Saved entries
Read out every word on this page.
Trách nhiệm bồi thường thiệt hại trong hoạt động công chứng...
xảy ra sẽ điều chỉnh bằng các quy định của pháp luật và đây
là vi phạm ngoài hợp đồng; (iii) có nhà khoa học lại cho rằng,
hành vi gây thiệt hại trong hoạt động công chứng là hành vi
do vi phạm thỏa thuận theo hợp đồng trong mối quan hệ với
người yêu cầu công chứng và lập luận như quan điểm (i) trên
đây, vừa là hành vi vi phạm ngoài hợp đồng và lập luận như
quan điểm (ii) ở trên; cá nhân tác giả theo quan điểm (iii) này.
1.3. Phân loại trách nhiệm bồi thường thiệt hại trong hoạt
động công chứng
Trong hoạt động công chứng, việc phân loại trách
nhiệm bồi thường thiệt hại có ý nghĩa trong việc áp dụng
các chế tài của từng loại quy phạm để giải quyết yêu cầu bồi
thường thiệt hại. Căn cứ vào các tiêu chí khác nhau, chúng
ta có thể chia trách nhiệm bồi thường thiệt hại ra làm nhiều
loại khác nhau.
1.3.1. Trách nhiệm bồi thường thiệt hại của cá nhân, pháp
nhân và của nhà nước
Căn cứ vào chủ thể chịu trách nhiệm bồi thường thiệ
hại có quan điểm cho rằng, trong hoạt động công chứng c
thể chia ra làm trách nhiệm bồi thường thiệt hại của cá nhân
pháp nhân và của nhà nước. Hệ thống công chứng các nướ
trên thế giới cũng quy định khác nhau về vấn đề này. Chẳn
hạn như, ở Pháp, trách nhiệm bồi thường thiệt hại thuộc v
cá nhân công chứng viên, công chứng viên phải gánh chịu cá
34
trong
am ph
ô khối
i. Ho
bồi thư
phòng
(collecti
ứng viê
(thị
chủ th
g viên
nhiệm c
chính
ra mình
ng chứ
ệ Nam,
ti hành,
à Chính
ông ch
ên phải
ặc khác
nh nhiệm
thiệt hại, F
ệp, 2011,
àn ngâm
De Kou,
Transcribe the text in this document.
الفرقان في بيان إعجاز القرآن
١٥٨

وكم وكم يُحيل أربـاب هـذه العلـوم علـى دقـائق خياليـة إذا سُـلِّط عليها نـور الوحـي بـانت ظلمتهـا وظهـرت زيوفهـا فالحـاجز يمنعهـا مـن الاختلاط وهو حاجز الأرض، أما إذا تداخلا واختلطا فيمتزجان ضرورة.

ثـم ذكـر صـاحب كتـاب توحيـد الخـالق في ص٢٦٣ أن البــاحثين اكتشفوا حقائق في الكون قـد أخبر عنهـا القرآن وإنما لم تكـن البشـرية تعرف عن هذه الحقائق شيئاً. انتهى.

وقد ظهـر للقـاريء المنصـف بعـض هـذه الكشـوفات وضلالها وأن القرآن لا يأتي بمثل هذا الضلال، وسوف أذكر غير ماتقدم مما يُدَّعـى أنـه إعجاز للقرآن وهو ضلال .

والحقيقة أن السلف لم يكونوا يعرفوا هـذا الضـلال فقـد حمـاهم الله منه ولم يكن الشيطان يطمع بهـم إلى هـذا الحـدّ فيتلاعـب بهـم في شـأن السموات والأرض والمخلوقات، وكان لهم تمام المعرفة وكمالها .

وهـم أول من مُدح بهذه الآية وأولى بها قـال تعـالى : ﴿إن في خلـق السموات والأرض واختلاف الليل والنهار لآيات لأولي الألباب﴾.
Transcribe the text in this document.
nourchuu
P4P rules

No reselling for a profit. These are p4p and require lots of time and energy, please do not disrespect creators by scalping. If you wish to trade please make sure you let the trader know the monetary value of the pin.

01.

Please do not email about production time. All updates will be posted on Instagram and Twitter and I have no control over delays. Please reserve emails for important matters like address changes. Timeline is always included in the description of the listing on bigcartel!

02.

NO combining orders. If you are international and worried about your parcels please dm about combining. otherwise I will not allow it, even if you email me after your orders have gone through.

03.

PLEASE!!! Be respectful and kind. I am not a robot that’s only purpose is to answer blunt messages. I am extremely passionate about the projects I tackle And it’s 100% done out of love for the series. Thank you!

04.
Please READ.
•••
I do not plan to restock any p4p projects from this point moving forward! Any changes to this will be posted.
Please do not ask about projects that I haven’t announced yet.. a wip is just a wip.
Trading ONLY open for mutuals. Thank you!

What to produce: Please repeat all the records above exactly as they appear.

Written reply:
Read out every word on this page.
Trách nhiệm bồi thường thiệt hại trong hoạt động công chứng...
xảy ra sẽ điều chỉnh bằng các quy định của pháp luật và đây
là vi phạm ngoài hợp đồng; (iii) có nhà khoa học lại cho rằng,
hành vi gây thiệt hại trong hoạt động công chứng là hành vi
do vi phạm thỏa thuận theo hợp đồng trong mối quan hệ với
người yêu cầu công chứng và lập luận như quan điểm (i) trên
đây, vừa là hành vi vi phạm ngoài hợp đồng và lập luận như
quan điểm (ii) ở trên; cá nhân tác giả theo quan điểm (iii) này.
1.3. Phân loại trách nhiệm bồi thường thiệt hại trong hoạt
động công chứng
Trong hoạt động công chứng, việc phân loại trách
nhiệm bồi thường thiệt hại có ý nghĩa trong việc áp dụng
các chế tài của từng loại quy phạm để giải quyết yêu cầu bồi
thường thiệt hại. Căn cứ vào các tiêu chí khác nhau, chúng
ta có thể chia trách nhiệm bồi thường thiệt hại ra làm nhiều
loại khác nhau.
1.3.1. Trách nhiệm bồi thường thiệt hại của cá nhân, pháp
nhân và của nhà nước
Căn cứ vào chủ thể chịu trách nhiệm bồi thường thiệ
hại có quan điểm cho rằng, trong hoạt động công chứng c
thể chia ra làm trách nhiệm bồi thường thiệt hại của cá nhân
pháp nhân và của nhà nước. Hệ thống công chứng các nướ
trên thế giới cũng quy định khác nhau về vấn đề này. Chẳn
hạn như, ở Pháp, trách nhiệm bồi thường thiệt hại thuộc v
cá nhân công chứng viên, công chứng viên phải gánh chịu cá
34
trong
am ph
ô khối
i. Ho
bồi thư
phòng
(collecti
ứng viê
(thị
chủ th
g viên
nhiệm c
chính
ra mình
ng chứ
ệ Nam,
ti hành,
à Chính
ông ch
ên phải
ặc khác
nh nhiệm
thiệt hại, F
ệp, 2011,
àn ngâm
De Kou,
Transcribe the text in this document.
الفرقان في بيان إعجاز القرآن
١٥٨

وكم وكم يُحيل أربـاب هـذه العلـوم علـى دقـائق خياليـة إذا سُـلِّط عليها نـور الوحـي بـانت ظلمتهـا وظهـرت زيوفهـا فالحـاجز يمنعهـا مـن الاختلاط وهو حاجز الأرض، أما إذا تداخلا واختلطا فيمتزجان ضرورة.

ثـم ذكـر صـاحب كتـاب توحيـد الخـالق في ص٢٦٣ أن البــاحثين اكتشفوا حقائق في الكون قـد أخبر عنهـا القرآن وإنما لم تكـن البشـرية تعرف عن هذه الحقائق شيئاً. انتهى.

وقد ظهـر للقـاريء المنصـف بعـض هـذه الكشـوفات وضلالها وأن القرآن لا يأتي بمثل هذا الضلال، وسوف أذكر غير ماتقدم مما يُدَّعـى أنـه إعجاز للقرآن وهو ضلال .

والحقيقة أن السلف لم يكونوا يعرفوا هـذا الضـلال فقـد حمـاهم الله منه ولم يكن الشيطان يطمع بهـم إلى هـذا الحـدّ فيتلاعـب بهـم في شـأن السموات والأرض والمخلوقات، وكان لهم تمام المعرفة وكمالها .

وهـم أول من مُدح بهذه الآية وأولى بها قـال تعـالى : ﴿إن في خلـق السموات والأرض واختلاف الليل والنهار لآيات لأولي الألباب﴾.
Transcribe the text in this document.
nourchuu
P4P rules

No reselling for a profit. These are p4p and require lots of time and energy, please do not disrespect creators by scalping. If you wish to trade please make sure you let the trader know the monetary value of the pin.

01.

Please do not email about production time. All updates will be posted on Instagram and Twitter and I have no control over delays. Please reserve emails for important matters like address changes. Timeline is always included in the description of the listing on bigcartel!

02.

NO combining orders. If you are international and worried about your parcels please dm about combining. otherwise I will not allow it, even if you email me after your orders have gone through.

03.

PLEASE!!! Be respectful and kind. I am not a robot that’s only purpose is to answer blunt messages. I am extremely passionate about the projects I tackle And it’s 100% done out of love for the series. Thank you!

04.
Please READ.
•••
I do not plan to restock any p4p projects from this point moving forward! Any changes to this will be posted.
Please do not ask about projects that I haven’t announced yet.. a wip is just a wip.
Trading ONLY open for mutuals. Thank you!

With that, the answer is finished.